**GIVEN INSTRUCTION:** Below is a listing; write it out exactly and drop any images from it.

[Figure dataset records]
* START *

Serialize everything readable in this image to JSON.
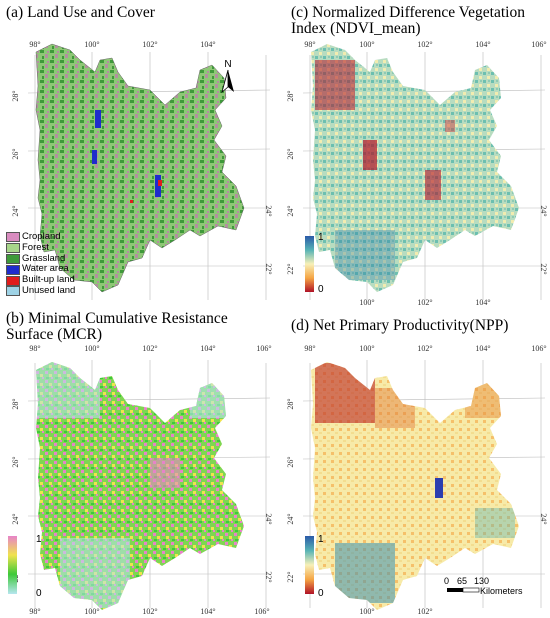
{
  "panels": {
    "a": {
      "title": "(a) Land Use and Cover",
      "north": "N",
      "legend": [
        {
          "label": "Cropland",
          "color": "#d98cc0"
        },
        {
          "label": "Forest",
          "color": "#a8d68a"
        },
        {
          "label": "Grassland",
          "color": "#3f9a3a"
        },
        {
          "label": "Water area",
          "color": "#1f2ccc"
        },
        {
          "label": "Built-up land",
          "color": "#e01c1c"
        },
        {
          "label": "Unused land",
          "color": "#9fd3e6"
        }
      ]
    },
    "b": {
      "title_line1": "(b) Minimal Cumulative Resistance",
      "title_line2": "Surface (MCR)",
      "cbar_max": "1",
      "cbar_min": "0",
      "cbar_colors": [
        "#e783c8",
        "#f0e34e",
        "#3ec93a",
        "#b6e6ef"
      ]
    },
    "c": {
      "title_line1": "(c) Normalized Difference Vegetation",
      "title_line2": "Index  (NDVI_mean)",
      "cbar_max": "1",
      "cbar_min": "0",
      "cbar_colors": [
        "#2b5aa8",
        "#57b3b5",
        "#f7f0b8",
        "#f5a544",
        "#b01227"
      ]
    },
    "d": {
      "title": "(d) Net Primary Productivity(NPP)",
      "cbar_max": "1",
      "cbar_min": "0",
      "cbar_colors": [
        "#2b5aa8",
        "#57b3b5",
        "#f7f0b8",
        "#f5a544",
        "#b01227"
      ],
      "scalebar": {
        "ticks": [
          "0",
          "65",
          "130"
        ],
        "unit": "Kilometers"
      }
    }
  },
  "axes": {
    "lon_ticks": [
      "98°",
      "100°",
      "102°",
      "104°",
      "106°"
    ],
    "lat_ticks": [
      "28°",
      "26°",
      "24°",
      "22°"
    ]
  }
}
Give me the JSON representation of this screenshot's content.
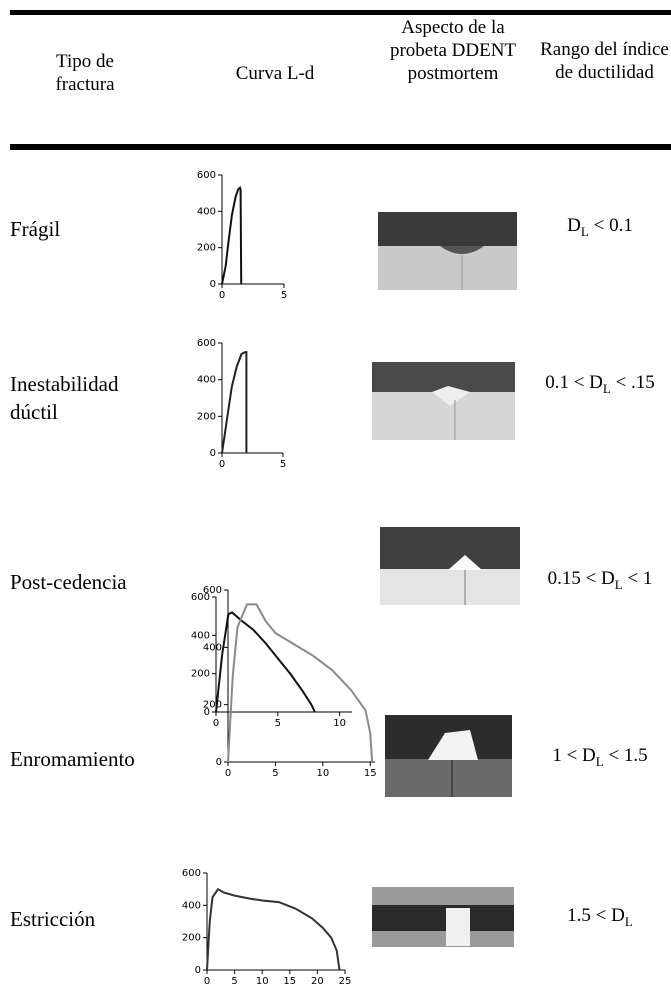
{
  "table": {
    "header": [
      "Tipo de fractura",
      "Curva L-d",
      "Aspecto de la probeta DDENT postmortem",
      "Rango del índice de ductilidad"
    ],
    "rows": [
      {
        "type": "Frágil",
        "chart": {
          "type": "line",
          "color": "#111111",
          "xlim": [
            0,
            5
          ],
          "ylim": [
            0,
            600
          ],
          "xticks": [
            0,
            5
          ],
          "yticks": [
            0,
            200,
            400,
            600
          ],
          "x": [
            0,
            0.3,
            0.5,
            0.8,
            1.1,
            1.3,
            1.45,
            1.5,
            1.55
          ],
          "y": [
            0,
            100,
            220,
            380,
            480,
            520,
            530,
            520,
            0
          ]
        },
        "range": {
          "symbol": "D",
          "subscript": "L",
          "after": "< 0.1"
        }
      },
      {
        "type": "Inestabilidad dúctil",
        "chart": {
          "type": "line",
          "color": "#222222",
          "xlim": [
            0,
            5
          ],
          "ylim": [
            0,
            600
          ],
          "xticks": [
            0,
            5
          ],
          "yticks": [
            0,
            200,
            400,
            600
          ],
          "x": [
            0,
            0.4,
            0.8,
            1.2,
            1.6,
            1.9,
            2.0,
            2.0
          ],
          "y": [
            0,
            180,
            360,
            470,
            540,
            550,
            550,
            0
          ]
        },
        "range": {
          "before": "0.1 <",
          "symbol": "D",
          "subscript": "L",
          "after": "< .15"
        }
      },
      {
        "type": "Post-cedencia",
        "chart": {
          "type": "line",
          "color": "#111111",
          "xlim": [
            0,
            11
          ],
          "ylim": [
            0,
            600
          ],
          "xticks": [
            0,
            5,
            10
          ],
          "yticks": [
            0,
            200,
            400,
            600
          ],
          "x": [
            0,
            0.5,
            1,
            1.3,
            2,
            3,
            4,
            5,
            6,
            7,
            7.7,
            8
          ],
          "y": [
            0,
            300,
            510,
            520,
            480,
            430,
            360,
            280,
            200,
            110,
            40,
            0
          ]
        },
        "range": {
          "before": "0.15 <",
          "symbol": "D",
          "subscript": "L",
          "after": "< 1"
        }
      },
      {
        "type": "Enromamiento",
        "chart": {
          "type": "line",
          "color": "#8a8a8a",
          "xlim": [
            0,
            15.5
          ],
          "ylim": [
            0,
            600
          ],
          "xticks": [
            0,
            5,
            10,
            15
          ],
          "yticks": [
            0,
            200,
            400,
            600
          ],
          "x": [
            0,
            0.5,
            1,
            2,
            3,
            4,
            5,
            6,
            7,
            9,
            11,
            13,
            14.5,
            15,
            15.2
          ],
          "y": [
            0,
            300,
            470,
            550,
            550,
            490,
            450,
            430,
            410,
            370,
            320,
            250,
            180,
            100,
            0
          ]
        },
        "range": {
          "before": "1 <",
          "symbol": "D",
          "subscript": "L",
          "after": "< 1.5"
        }
      },
      {
        "type": "Estricción",
        "chart": {
          "type": "line",
          "color": "#333333",
          "xlim": [
            0,
            25
          ],
          "ylim": [
            0,
            600
          ],
          "xticks": [
            0,
            5,
            10,
            15,
            20,
            25
          ],
          "yticks": [
            0,
            200,
            400,
            600
          ],
          "x": [
            0,
            0.5,
            1,
            2,
            3,
            5,
            8,
            10,
            13,
            16,
            19,
            21,
            22.5,
            23.5,
            24
          ],
          "y": [
            0,
            300,
            450,
            500,
            480,
            460,
            440,
            430,
            420,
            380,
            320,
            260,
            200,
            120,
            0
          ]
        },
        "range": {
          "before": "1.5 <",
          "symbol": "D",
          "subscript": "L"
        }
      }
    ]
  }
}
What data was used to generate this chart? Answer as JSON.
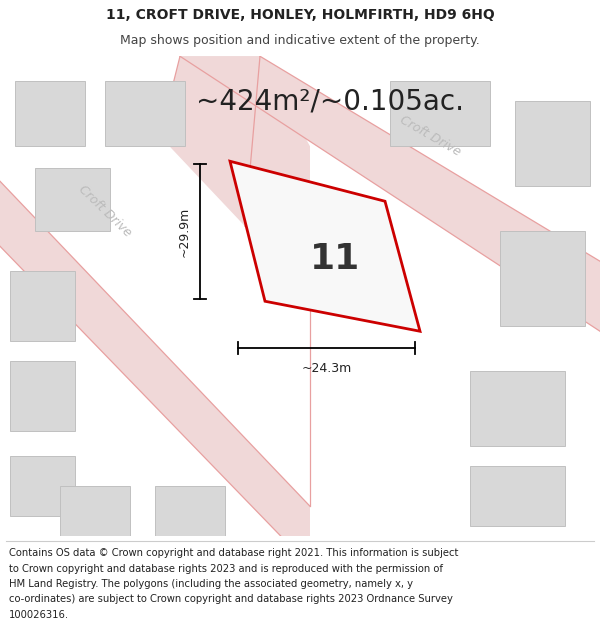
{
  "title": "11, CROFT DRIVE, HONLEY, HOLMFIRTH, HD9 6HQ",
  "subtitle": "Map shows position and indicative extent of the property.",
  "area_text": "~424m²/~0.105ac.",
  "property_number": "11",
  "width_label": "~24.3m",
  "height_label": "~29.9m",
  "footer_lines": [
    "Contains OS data © Crown copyright and database right 2021. This information is subject",
    "to Crown copyright and database rights 2023 and is reproduced with the permission of",
    "HM Land Registry. The polygons (including the associated geometry, namely x, y",
    "co-ordinates) are subject to Crown copyright and database rights 2023 Ordnance Survey",
    "100026316."
  ],
  "map_bg_color": "#f2f2f2",
  "road_color": "#f0d8d8",
  "road_line_color": "#e8a0a0",
  "building_color": "#d8d8d8",
  "building_edge_color": "#c0c0c0",
  "property_edge_color": "#cc0000",
  "title_fontsize": 10,
  "subtitle_fontsize": 9,
  "area_fontsize": 20,
  "number_fontsize": 26,
  "footer_fontsize": 7.2
}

* END *

**EXPECTED OUTPUT:**
Serialize everything readable in this image to JSON.
{
  "panels": {
    "a": {
      "title": "(a) Land Use and Cover",
      "north": "N",
      "legend": [
        {
          "label": "Cropland",
          "color": "#d98cc0"
        },
        {
          "label": "Forest",
          "color": "#a8d68a"
        },
        {
          "label": "Grassland",
          "color": "#3f9a3a"
        },
        {
          "label": "Water area",
          "color": "#1f2ccc"
        },
        {
          "label": "Built-up land",
          "color": "#e01c1c"
        },
        {
          "label": "Unused land",
          "color": "#9fd3e6"
        }
      ]
    },
    "b": {
      "title_line1": "(b) Minimal Cumulative Resistance",
      "title_line2": "Surface (MCR)",
      "cbar_max": "1",
      "cbar_min": "0",
      "cbar_colors": [
        "#e783c8",
        "#f0e34e",
        "#3ec93a",
        "#b6e6ef"
      ]
    },
    "c": {
      "title_line1": "(c) Normalized Difference Vegetation",
      "title_line2": "Index  (NDVI_mean)",
      "cbar_max": "1",
      "cbar_min": "0",
      "cbar_colors": [
        "#2b5aa8",
        "#57b3b5",
        "#f7f0b8",
        "#f5a544",
        "#b01227"
      ]
    },
    "d": {
      "title": "(d) Net Primary Productivity(NPP)",
      "cbar_max": "1",
      "cbar_min": "0",
      "cbar_colors": [
        "#2b5aa8",
        "#57b3b5",
        "#f7f0b8",
        "#f5a544",
        "#b01227"
      ],
      "scalebar": {
        "ticks": [
          "0",
          "65",
          "130"
        ],
        "unit": "Kilometers"
      }
    }
  },
  "axes": {
    "lon_ticks": [
      "98°",
      "100°",
      "102°",
      "104°",
      "106°"
    ],
    "lat_ticks": [
      "28°",
      "26°",
      "24°",
      "22°"
    ]
  }
}
Give me the JSON representation of this screenshot's content.
{
  "table": {
    "header": [
      "Tipo de fractura",
      "Curva L-d",
      "Aspecto de la probeta DDENT postmortem",
      "Rango del índice de ductilidad"
    ],
    "rows": [
      {
        "type": "Frágil",
        "chart": {
          "type": "line",
          "color": "#111111",
          "xlim": [
            0,
            5
          ],
          "ylim": [
            0,
            600
          ],
          "xticks": [
            0,
            5
          ],
          "yticks": [
            0,
            200,
            400,
            600
          ],
          "x": [
            0,
            0.3,
            0.5,
            0.8,
            1.1,
            1.3,
            1.45,
            1.5,
            1.55
          ],
          "y": [
            0,
            100,
            220,
            380,
            480,
            520,
            530,
            520,
            0
          ]
        },
        "range": {
          "symbol": "D",
          "subscript": "L",
          "after": "< 0.1"
        }
      },
      {
        "type": "Inestabilidad dúctil",
        "chart": {
          "type": "line",
          "color": "#222222",
          "xlim": [
            0,
            5
          ],
          "ylim": [
            0,
            600
          ],
          "xticks": [
            0,
            5
          ],
          "yticks": [
            0,
            200,
            400,
            600
          ],
          "x": [
            0,
            0.4,
            0.8,
            1.2,
            1.6,
            1.9,
            2.0,
            2.0
          ],
          "y": [
            0,
            180,
            360,
            470,
            540,
            550,
            550,
            0
          ]
        },
        "range": {
          "before": "0.1 <",
          "symbol": "D",
          "subscript": "L",
          "after": "< .15"
        }
      },
      {
        "type": "Post-cedencia",
        "chart": {
          "type": "line",
          "color": "#111111",
          "xlim": [
            0,
            11
          ],
          "ylim": [
            0,
            600
          ],
          "xticks": [
            0,
            5,
            10
          ],
          "yticks": [
            0,
            200,
            400,
            600
          ],
          "x": [
            0,
            0.5,
            1,
            1.3,
            2,
            3,
            4,
            5,
            6,
            7,
            7.7,
            8
          ],
          "y": [
            0,
            300,
            510,
            520,
            480,
            430,
            360,
            280,
            200,
            110,
            40,
            0
          ]
        },
        "range": {
          "before": "0.15 <",
          "symbol": "D",
          "subscript": "L",
          "after": "< 1"
        }
      },
      {
        "type": "Enromamiento",
        "chart": {
          "type": "line",
          "color": "#8a8a8a",
          "xlim": [
            0,
            15.5
          ],
          "ylim": [
            0,
            600
          ],
          "xticks": [
            0,
            5,
            10,
            15
          ],
          "yticks": [
            0,
            200,
            400,
            600
          ],
          "x": [
            0,
            0.5,
            1,
            2,
            3,
            4,
            5,
            6,
            7,
            9,
            11,
            13,
            14.5,
            15,
            15.2
          ],
          "y": [
            0,
            300,
            470,
            550,
            550,
            490,
            450,
            430,
            410,
            370,
            320,
            250,
            180,
            100,
            0
          ]
        },
        "range": {
          "before": "1 <",
          "symbol": "D",
          "subscript": "L",
          "after": "< 1.5"
        }
      },
      {
        "type": "Estricción",
        "chart": {
          "type": "line",
          "color": "#333333",
          "xlim": [
            0,
            25
          ],
          "ylim": [
            0,
            600
          ],
          "xticks": [
            0,
            5,
            10,
            15,
            20,
            25
          ],
          "yticks": [
            0,
            200,
            400,
            600
          ],
          "x": [
            0,
            0.5,
            1,
            2,
            3,
            5,
            8,
            10,
            13,
            16,
            19,
            21,
            22.5,
            23.5,
            24
          ],
          "y": [
            0,
            300,
            450,
            500,
            480,
            460,
            440,
            430,
            420,
            380,
            320,
            260,
            200,
            120,
            0
          ]
        },
        "range": {
          "before": "1.5 <",
          "symbol": "D",
          "subscript": "L"
        }
      }
    ]
  }
}
What data was used to generate this chart? Answer as JSON.
{
  "title": "11, CROFT DRIVE, HONLEY, HOLMFIRTH, HD9 6HQ",
  "subtitle": "Map shows position and indicative extent of the property.",
  "area_text": "~424m²/~0.105ac.",
  "property_number": "11",
  "width_label": "~24.3m",
  "height_label": "~29.9m",
  "footer_lines": [
    "Contains OS data © Crown copyright and database right 2021. This information is subject",
    "to Crown copyright and database rights 2023 and is reproduced with the permission of",
    "HM Land Registry. The polygons (including the associated geometry, namely x, y",
    "co-ordinates) are subject to Crown copyright and database rights 2023 Ordnance Survey",
    "100026316."
  ],
  "map_bg_color": "#f2f2f2",
  "road_color": "#f0d8d8",
  "road_line_color": "#e8a0a0",
  "building_color": "#d8d8d8",
  "building_edge_color": "#c0c0c0",
  "property_edge_color": "#cc0000",
  "title_fontsize": 10,
  "subtitle_fontsize": 9,
  "area_fontsize": 20,
  "number_fontsize": 26,
  "footer_fontsize": 7.2
}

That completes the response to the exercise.